──────── SOURCE PASSAGE
You didn’t want to be Joe Schmidt: Ireland manager?

“And that is the difference. I don’t want to offend people in New Zealand either, but that kind of duplicity of being who you are and doing the job you do. Most people do their job and are the same person. And I am the same person: that is what I am trying to say. I am still the same person! But people don’t perceive you to be. That is the difference.”

Were you fatigued during the World Cup?

“I tried not to be. I don’t think people would have perceived that I was. But definitely, I didn’t feel myself. It is only now, just getting away, I know it was only for six days, with Kelly and Luke, when I got back that I actually feel . . . fully recovered, if you know what I mean.”

Well, yeah, you look a decade younger than in Japan! Because you looked quite drawn over there . . .

“You’re not the only one to say that to me! Kelly said to me: ‘are you okay? You look sick.’ I didn’t think I felt sick and I was trying to bring energy. What I say about being a catalyst and needing to bring energy to situations . . . I felt I was doing that. But it wasn’t as natural as it normally was. Even Kelly’s mum said to her: ‘Is Joe all right?’ So you can’t control those things and can only do your best when you are in them, but I didn’t think it lowered my level of performance. I genuinely mean that I worked through the night sometimes. Because I do. But it doesn’t stop me – if you ask the boys – on the following day, I don’t think it is perceptible that there is a drop off. At some stage you have to grab a bit of sleep.”

You write after the Scotland game in Yokohama, you grabbed three hours sleep. Is that not pushing it out too much? That was a night game. You’d have been on adrenaline the entire day.

“Yeah. But then you are on adrenaline. It is tough for the players as well. The players don’t sleep. Those night games . . . I think the Six Nations is the best competition in the world. The daytime games! I can review the first half by midnight after the function. And then you can be up at six and do the second half by nine thirty. And then you are ready to go. So I do find the night time games . . . the later they are, the worse it is. That’s why I couldn’t believe when World Rugby said there was no fair and consistent way to have a contingency. Because for us it certainly wasn’t fair and consistent. For us, we were playing at 7.45 on a pitch that was unsafe [against Samoa].
────────────────
──────── ENTRIES
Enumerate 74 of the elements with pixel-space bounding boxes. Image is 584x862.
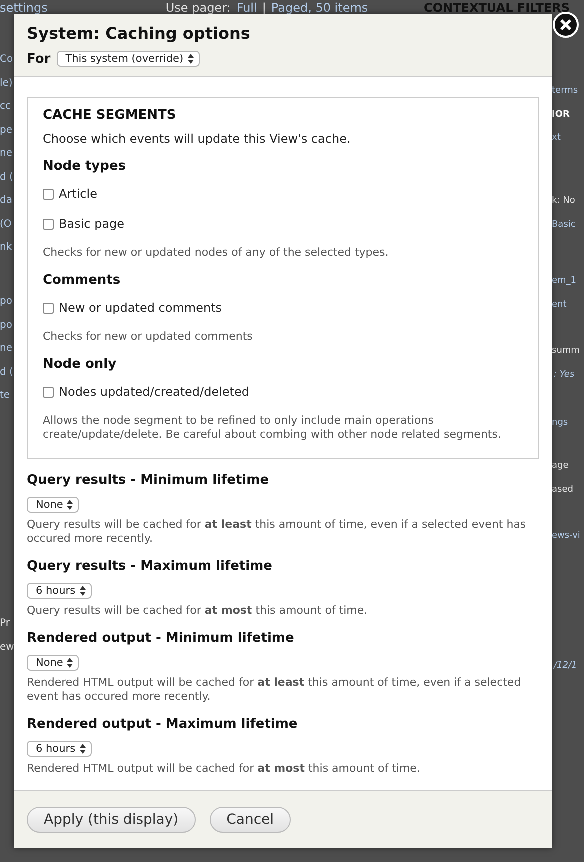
────────────────
──────── ENTRIES
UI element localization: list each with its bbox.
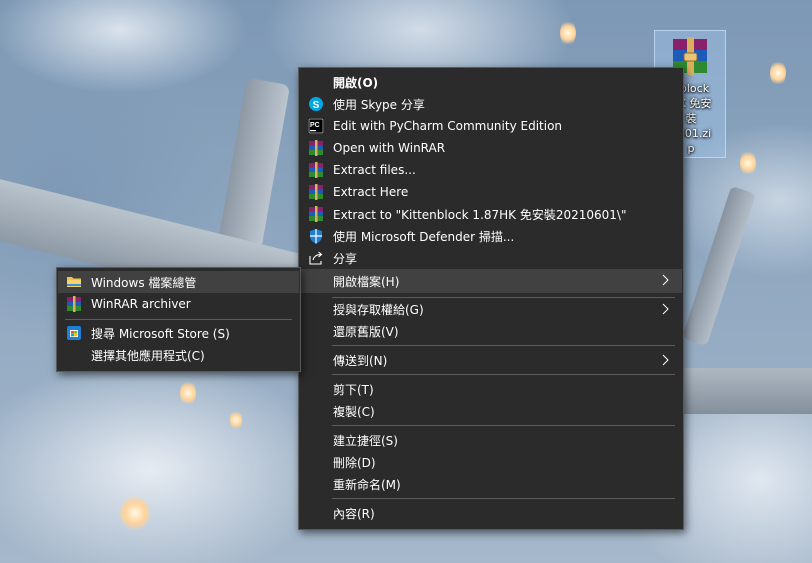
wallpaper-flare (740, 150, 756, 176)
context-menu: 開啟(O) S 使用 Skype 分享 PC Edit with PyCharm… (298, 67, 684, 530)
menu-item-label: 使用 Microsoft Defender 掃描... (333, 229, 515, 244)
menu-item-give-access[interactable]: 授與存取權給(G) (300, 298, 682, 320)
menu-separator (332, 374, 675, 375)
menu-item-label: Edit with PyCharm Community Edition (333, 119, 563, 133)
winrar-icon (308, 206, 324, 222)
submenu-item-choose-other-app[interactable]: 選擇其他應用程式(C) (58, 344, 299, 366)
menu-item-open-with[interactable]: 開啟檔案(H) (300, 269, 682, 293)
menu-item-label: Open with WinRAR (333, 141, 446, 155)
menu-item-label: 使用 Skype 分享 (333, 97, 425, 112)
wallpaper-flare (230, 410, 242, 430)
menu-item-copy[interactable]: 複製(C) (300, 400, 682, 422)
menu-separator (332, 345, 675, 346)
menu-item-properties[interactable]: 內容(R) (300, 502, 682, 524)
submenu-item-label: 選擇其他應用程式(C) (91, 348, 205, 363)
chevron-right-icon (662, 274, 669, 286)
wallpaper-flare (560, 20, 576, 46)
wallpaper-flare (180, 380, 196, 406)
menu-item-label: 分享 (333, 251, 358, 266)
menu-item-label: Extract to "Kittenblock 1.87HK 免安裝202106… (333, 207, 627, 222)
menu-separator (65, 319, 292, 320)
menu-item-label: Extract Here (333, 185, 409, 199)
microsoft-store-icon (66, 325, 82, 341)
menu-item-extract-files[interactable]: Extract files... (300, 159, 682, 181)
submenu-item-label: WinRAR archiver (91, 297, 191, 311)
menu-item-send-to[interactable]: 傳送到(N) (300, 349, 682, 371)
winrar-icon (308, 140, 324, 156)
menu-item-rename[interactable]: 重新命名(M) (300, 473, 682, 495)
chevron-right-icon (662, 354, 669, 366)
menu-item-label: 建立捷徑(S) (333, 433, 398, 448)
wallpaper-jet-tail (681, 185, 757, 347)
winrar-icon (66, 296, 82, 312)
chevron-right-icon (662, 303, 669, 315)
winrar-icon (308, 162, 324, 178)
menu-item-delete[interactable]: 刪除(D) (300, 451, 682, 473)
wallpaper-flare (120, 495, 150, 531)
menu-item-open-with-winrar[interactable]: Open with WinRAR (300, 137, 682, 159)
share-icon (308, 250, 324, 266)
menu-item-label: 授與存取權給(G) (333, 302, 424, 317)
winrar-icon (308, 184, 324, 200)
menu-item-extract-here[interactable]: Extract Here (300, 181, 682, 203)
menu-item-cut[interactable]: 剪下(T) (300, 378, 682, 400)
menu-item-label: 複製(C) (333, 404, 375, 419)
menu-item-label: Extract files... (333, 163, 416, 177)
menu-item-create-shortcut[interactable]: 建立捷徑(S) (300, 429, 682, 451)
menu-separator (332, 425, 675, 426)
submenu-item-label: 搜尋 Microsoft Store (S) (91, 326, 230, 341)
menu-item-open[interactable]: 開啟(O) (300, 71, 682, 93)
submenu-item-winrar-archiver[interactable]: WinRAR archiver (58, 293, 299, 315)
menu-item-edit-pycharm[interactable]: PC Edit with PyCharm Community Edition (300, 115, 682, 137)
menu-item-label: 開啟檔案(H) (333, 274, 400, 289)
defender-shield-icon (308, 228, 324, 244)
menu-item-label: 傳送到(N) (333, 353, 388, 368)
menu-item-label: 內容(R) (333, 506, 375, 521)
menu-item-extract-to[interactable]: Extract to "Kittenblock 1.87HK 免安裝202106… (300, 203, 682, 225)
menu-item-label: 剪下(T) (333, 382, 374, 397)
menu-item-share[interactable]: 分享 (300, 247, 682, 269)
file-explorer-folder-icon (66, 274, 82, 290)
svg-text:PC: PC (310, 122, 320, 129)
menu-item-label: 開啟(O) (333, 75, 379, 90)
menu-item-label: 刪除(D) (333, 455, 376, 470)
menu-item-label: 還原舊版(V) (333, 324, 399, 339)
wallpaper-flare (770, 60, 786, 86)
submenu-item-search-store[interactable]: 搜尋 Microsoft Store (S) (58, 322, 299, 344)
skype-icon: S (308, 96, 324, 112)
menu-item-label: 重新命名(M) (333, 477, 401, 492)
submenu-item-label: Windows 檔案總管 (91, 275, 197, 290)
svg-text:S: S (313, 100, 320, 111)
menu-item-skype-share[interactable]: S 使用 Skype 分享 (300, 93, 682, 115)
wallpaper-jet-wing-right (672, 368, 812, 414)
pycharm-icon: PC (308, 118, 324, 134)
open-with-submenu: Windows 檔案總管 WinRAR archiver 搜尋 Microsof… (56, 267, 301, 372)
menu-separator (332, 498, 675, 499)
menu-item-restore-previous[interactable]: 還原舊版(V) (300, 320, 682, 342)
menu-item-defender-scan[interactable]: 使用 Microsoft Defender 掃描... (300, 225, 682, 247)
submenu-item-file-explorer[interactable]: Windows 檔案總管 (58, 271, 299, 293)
────────────────
SET TASKS
1: In the interview, rewrite everything from "You write after" down to "the entire day.", putting "Tokyo" in place of "Yokohama".
2: According to the interview, how many days did the trip away with Kelly and Luke last?
The records play no part in what comes next.

SET OF ANSWERS
1:
You write after the Scotland game in Tokyo, you grabbed three hours sleep. Is that not pushing it out too much? That was a night game. You’d have been on adrenaline the entire day.

2: Six days.